- [Brief] Every line of the material below should be repeated exactly.

(Stored entries)

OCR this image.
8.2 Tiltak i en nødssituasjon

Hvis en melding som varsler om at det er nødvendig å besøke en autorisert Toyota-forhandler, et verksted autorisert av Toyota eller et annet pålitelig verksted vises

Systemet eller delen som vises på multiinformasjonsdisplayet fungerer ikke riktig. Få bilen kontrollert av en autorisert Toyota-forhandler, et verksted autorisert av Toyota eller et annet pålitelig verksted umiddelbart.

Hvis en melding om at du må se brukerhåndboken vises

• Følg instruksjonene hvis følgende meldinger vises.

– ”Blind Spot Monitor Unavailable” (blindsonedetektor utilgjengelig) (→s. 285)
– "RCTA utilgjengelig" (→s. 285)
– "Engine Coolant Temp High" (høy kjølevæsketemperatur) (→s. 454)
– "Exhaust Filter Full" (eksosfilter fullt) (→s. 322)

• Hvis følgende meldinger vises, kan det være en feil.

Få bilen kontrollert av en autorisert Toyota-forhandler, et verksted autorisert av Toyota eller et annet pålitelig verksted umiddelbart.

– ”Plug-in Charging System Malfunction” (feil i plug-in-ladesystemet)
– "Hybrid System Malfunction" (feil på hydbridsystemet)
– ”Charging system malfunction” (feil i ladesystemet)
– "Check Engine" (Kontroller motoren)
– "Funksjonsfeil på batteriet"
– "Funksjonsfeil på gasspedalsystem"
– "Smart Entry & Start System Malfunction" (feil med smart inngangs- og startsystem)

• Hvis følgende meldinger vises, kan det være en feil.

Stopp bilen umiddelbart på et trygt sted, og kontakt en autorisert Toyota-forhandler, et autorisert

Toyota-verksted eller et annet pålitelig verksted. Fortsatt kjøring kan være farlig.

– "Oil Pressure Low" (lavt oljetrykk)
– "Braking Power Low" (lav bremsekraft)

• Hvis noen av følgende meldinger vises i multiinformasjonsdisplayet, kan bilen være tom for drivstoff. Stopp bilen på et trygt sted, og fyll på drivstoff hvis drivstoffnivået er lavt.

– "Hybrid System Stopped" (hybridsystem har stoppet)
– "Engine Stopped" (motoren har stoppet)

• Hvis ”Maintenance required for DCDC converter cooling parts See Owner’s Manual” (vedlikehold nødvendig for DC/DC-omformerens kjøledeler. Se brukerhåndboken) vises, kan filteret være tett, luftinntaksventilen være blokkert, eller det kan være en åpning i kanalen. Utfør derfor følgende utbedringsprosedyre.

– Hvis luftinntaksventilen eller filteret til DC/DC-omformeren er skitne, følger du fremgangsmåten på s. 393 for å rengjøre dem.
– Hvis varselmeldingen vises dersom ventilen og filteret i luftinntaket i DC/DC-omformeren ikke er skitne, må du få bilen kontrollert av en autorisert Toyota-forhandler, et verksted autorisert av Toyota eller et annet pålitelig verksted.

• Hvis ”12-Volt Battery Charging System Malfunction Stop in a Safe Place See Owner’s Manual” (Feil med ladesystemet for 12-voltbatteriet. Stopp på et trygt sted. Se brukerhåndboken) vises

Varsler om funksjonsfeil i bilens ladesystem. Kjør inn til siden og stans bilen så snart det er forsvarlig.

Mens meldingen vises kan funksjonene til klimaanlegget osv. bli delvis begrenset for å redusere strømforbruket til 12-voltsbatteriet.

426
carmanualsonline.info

- [Result]
OCR this image.
8.2 Tiltak i en nødssituasjon

Hvis en melding som varsler om at det er nødvendig å besøke en autorisert Toyota-forhandler, et verksted autorisert av Toyota eller et annet pålitelig verksted vises

Systemet eller delen som vises på multiinformasjonsdisplayet fungerer ikke riktig. Få bilen kontrollert av en autorisert Toyota-forhandler, et verksted autorisert av Toyota eller et annet pålitelig verksted umiddelbart.

Hvis en melding om at du må se brukerhåndboken vises

• Følg instruksjonene hvis følgende meldinger vises.

– ”Blind Spot Monitor Unavailable” (blindsonedetektor utilgjengelig) (→s. 285)
– "RCTA utilgjengelig" (→s. 285)
– "Engine Coolant Temp High" (høy kjølevæsketemperatur) (→s. 454)
– "Exhaust Filter Full" (eksosfilter fullt) (→s. 322)

• Hvis følgende meldinger vises, kan det være en feil.

Få bilen kontrollert av en autorisert Toyota-forhandler, et verksted autorisert av Toyota eller et annet pålitelig verksted umiddelbart.

– ”Plug-in Charging System Malfunction” (feil i plug-in-ladesystemet)
– "Hybrid System Malfunction" (feil på hydbridsystemet)
– ”Charging system malfunction” (feil i ladesystemet)
– "Check Engine" (Kontroller motoren)
– "Funksjonsfeil på batteriet"
– "Funksjonsfeil på gasspedalsystem"
– "Smart Entry & Start System Malfunction" (feil med smart inngangs- og startsystem)

• Hvis følgende meldinger vises, kan det være en feil.

Stopp bilen umiddelbart på et trygt sted, og kontakt en autorisert Toyota-forhandler, et autorisert

Toyota-verksted eller et annet pålitelig verksted. Fortsatt kjøring kan være farlig.

– "Oil Pressure Low" (lavt oljetrykk)
– "Braking Power Low" (lav bremsekraft)

• Hvis noen av følgende meldinger vises i multiinformasjonsdisplayet, kan bilen være tom for drivstoff. Stopp bilen på et trygt sted, og fyll på drivstoff hvis drivstoffnivået er lavt.

– "Hybrid System Stopped" (hybridsystem har stoppet)
– "Engine Stopped" (motoren har stoppet)

• Hvis ”Maintenance required for DCDC converter cooling parts See Owner’s Manual” (vedlikehold nødvendig for DC/DC-omformerens kjøledeler. Se brukerhåndboken) vises, kan filteret være tett, luftinntaksventilen være blokkert, eller det kan være en åpning i kanalen. Utfør derfor følgende utbedringsprosedyre.

– Hvis luftinntaksventilen eller filteret til DC/DC-omformeren er skitne, følger du fremgangsmåten på s. 393 for å rengjøre dem.
– Hvis varselmeldingen vises dersom ventilen og filteret i luftinntaket i DC/DC-omformeren ikke er skitne, må du få bilen kontrollert av en autorisert Toyota-forhandler, et verksted autorisert av Toyota eller et annet pålitelig verksted.

• Hvis ”12-Volt Battery Charging System Malfunction Stop in a Safe Place See Owner’s Manual” (Feil med ladesystemet for 12-voltbatteriet. Stopp på et trygt sted. Se brukerhåndboken) vises

Varsler om funksjonsfeil i bilens ladesystem. Kjør inn til siden og stans bilen så snart det er forsvarlig.

Mens meldingen vises kan funksjonene til klimaanlegget osv. bli delvis begrenset for å redusere strømforbruket til 12-voltsbatteriet.

426
carmanualsonline.info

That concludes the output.